Records from a collection of figures
┄┄┄┄┄┄
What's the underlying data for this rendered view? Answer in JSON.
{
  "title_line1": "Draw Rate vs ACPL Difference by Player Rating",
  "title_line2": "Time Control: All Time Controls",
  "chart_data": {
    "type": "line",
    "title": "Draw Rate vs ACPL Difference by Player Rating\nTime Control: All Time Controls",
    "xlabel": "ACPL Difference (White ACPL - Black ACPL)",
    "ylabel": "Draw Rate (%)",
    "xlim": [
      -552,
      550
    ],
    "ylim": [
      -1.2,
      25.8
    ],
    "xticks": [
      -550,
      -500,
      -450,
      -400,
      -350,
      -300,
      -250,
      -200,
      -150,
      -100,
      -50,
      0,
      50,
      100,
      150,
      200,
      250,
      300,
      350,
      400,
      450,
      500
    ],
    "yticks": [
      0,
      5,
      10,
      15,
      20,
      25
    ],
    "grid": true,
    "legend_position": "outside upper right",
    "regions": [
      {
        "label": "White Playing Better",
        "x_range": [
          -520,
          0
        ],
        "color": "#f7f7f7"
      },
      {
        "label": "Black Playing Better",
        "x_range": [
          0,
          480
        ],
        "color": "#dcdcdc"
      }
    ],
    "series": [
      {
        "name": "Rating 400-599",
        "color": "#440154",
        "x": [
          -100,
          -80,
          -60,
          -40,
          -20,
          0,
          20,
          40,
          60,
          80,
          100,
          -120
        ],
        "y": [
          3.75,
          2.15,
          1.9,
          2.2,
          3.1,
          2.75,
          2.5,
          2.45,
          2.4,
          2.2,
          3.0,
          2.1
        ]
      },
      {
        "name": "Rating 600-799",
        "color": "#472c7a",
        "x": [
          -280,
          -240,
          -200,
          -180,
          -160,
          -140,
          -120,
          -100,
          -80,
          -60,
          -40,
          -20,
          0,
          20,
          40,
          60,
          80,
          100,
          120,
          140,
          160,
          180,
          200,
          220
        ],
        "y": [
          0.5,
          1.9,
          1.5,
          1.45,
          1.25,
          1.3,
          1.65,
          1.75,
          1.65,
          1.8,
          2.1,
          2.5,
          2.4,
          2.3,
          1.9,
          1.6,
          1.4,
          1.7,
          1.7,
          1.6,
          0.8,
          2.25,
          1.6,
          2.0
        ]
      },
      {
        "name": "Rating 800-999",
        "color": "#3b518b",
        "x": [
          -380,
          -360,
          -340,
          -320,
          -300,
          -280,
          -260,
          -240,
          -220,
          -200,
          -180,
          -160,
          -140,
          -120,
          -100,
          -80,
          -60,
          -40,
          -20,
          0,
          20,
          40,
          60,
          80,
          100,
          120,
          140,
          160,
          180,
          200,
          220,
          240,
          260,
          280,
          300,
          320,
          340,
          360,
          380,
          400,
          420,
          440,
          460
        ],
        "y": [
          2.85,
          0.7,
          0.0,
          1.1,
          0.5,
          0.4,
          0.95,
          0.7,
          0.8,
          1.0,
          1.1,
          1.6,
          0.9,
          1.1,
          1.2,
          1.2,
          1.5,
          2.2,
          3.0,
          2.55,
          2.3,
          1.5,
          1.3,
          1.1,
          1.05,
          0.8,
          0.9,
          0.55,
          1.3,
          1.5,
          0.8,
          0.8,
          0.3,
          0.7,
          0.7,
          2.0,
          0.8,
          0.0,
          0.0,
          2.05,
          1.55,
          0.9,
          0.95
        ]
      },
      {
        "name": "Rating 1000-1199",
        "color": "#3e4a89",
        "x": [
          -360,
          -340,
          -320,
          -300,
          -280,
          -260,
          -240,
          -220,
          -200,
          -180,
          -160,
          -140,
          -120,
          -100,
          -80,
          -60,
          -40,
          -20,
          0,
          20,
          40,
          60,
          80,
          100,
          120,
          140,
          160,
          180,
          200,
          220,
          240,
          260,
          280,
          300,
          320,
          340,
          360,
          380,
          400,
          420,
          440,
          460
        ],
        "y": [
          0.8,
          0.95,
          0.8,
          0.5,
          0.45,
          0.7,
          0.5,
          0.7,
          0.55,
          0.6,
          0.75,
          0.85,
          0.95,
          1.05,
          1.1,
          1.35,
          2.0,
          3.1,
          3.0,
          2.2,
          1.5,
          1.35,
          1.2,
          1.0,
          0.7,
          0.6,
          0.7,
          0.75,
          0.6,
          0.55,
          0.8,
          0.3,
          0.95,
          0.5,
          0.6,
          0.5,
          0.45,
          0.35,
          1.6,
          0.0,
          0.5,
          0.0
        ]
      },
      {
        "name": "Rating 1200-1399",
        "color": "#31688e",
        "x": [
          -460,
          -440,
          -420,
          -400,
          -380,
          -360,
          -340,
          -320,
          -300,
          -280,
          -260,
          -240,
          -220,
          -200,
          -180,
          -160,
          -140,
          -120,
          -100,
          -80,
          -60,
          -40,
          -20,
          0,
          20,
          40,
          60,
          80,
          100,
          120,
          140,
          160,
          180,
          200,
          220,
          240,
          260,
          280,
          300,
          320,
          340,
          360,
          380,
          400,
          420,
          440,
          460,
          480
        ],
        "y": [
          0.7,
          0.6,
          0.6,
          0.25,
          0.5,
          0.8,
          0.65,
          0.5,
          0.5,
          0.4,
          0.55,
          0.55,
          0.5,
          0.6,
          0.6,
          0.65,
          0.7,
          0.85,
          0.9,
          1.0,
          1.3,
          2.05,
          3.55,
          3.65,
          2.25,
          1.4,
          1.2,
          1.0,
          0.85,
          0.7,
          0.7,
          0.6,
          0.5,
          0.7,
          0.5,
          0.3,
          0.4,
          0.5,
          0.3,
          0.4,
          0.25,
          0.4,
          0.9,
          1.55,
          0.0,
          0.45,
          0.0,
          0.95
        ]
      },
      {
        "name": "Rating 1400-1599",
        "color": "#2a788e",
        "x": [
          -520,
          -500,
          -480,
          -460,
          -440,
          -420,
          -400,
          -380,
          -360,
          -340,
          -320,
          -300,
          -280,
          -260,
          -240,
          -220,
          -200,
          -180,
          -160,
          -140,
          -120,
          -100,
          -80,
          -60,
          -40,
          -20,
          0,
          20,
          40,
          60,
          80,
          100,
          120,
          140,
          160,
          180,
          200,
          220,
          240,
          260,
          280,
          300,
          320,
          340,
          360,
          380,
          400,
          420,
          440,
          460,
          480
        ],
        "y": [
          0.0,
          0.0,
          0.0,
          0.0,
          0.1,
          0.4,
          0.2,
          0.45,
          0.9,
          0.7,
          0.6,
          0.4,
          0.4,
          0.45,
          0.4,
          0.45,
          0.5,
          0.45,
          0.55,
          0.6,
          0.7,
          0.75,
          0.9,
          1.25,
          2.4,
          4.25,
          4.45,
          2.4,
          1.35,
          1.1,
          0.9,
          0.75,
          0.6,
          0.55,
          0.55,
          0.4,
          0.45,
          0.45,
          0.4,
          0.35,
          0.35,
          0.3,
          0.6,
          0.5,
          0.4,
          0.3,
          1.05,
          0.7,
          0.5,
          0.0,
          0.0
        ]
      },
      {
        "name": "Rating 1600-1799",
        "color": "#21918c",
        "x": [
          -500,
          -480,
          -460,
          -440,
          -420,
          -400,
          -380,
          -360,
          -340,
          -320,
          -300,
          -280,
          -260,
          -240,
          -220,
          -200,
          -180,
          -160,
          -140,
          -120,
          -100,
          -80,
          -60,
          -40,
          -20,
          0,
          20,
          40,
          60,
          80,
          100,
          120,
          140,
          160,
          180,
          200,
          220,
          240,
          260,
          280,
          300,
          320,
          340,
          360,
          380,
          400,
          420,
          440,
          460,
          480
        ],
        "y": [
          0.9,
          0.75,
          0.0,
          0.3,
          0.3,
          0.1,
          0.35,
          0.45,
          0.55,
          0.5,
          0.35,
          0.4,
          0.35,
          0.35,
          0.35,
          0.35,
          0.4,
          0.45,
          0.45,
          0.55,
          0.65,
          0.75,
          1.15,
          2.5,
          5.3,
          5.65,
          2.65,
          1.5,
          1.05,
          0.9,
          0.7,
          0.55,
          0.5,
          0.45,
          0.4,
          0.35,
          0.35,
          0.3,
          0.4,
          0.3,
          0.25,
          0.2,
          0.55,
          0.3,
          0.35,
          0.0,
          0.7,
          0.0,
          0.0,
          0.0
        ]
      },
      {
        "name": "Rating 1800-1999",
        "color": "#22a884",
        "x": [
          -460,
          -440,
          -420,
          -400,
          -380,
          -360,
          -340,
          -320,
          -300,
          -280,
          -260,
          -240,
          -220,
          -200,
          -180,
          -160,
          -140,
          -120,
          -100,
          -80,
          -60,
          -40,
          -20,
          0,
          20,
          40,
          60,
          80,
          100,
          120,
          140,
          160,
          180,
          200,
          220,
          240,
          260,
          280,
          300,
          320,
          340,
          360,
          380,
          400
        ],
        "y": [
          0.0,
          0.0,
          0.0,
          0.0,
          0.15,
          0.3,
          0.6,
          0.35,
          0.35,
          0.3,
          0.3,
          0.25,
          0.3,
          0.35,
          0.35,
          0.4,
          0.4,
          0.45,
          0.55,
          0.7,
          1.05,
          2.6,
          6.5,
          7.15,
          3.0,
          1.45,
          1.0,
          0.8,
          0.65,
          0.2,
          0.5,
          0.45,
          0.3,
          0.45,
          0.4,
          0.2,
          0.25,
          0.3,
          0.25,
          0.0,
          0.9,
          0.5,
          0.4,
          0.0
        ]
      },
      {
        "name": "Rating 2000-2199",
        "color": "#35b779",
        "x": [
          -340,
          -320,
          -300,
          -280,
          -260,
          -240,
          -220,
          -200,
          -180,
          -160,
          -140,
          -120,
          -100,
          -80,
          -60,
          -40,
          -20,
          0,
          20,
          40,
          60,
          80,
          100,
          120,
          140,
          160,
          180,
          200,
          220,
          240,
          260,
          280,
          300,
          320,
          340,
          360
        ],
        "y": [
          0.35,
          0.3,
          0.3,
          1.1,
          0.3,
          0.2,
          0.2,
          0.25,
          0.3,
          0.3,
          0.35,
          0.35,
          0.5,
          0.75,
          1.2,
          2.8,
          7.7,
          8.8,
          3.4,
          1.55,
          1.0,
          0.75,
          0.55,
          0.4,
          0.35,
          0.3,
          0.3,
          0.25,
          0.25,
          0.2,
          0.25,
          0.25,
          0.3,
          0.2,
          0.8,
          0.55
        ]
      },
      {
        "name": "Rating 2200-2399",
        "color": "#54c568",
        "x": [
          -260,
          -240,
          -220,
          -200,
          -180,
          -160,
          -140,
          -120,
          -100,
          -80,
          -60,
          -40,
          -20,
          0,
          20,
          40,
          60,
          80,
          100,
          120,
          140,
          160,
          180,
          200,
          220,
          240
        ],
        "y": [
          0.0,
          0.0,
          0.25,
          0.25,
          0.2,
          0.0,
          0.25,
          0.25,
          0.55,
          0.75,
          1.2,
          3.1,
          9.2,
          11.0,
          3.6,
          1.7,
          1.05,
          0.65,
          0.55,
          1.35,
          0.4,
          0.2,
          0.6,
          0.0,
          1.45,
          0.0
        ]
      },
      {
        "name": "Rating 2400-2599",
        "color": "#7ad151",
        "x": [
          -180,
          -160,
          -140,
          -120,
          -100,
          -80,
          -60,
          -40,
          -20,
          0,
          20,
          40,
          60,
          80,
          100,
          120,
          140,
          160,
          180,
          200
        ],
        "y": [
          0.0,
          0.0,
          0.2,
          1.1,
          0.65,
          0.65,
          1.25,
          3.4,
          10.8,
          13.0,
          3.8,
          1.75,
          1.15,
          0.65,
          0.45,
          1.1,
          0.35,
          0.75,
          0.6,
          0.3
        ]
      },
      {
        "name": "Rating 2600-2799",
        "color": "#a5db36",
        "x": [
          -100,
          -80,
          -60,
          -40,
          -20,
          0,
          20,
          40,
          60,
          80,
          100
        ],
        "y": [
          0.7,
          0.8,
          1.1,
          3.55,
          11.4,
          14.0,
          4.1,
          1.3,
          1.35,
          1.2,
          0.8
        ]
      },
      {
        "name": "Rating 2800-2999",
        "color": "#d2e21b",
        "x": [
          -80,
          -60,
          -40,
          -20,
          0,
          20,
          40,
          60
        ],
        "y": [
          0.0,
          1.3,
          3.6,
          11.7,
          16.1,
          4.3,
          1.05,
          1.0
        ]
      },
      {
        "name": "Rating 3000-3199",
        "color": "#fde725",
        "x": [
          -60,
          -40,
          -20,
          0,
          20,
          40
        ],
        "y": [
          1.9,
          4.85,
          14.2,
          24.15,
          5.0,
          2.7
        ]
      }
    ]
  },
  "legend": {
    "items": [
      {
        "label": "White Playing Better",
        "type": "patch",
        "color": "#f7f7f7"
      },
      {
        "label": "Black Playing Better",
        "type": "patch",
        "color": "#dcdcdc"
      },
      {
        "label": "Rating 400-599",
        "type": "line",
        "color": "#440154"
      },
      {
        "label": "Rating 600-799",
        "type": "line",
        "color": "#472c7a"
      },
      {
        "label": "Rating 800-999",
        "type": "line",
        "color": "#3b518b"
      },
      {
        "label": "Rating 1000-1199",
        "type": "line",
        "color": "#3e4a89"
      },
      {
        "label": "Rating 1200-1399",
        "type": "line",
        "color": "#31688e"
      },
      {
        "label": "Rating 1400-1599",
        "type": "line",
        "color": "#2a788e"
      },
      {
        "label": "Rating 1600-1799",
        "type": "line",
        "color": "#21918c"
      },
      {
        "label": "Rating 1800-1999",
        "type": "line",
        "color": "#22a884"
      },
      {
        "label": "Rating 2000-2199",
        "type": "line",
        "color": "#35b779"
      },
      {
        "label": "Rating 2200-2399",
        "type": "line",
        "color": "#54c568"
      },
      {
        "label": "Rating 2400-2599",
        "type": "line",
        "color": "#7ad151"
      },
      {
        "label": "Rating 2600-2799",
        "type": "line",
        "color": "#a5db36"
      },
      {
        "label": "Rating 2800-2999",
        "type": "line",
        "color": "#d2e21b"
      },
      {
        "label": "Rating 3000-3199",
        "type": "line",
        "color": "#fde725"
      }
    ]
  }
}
┄┄┄┄┄┄
Supply the count of lines in the entries that contain the word "Control", and nothing besides.

Solution below: 2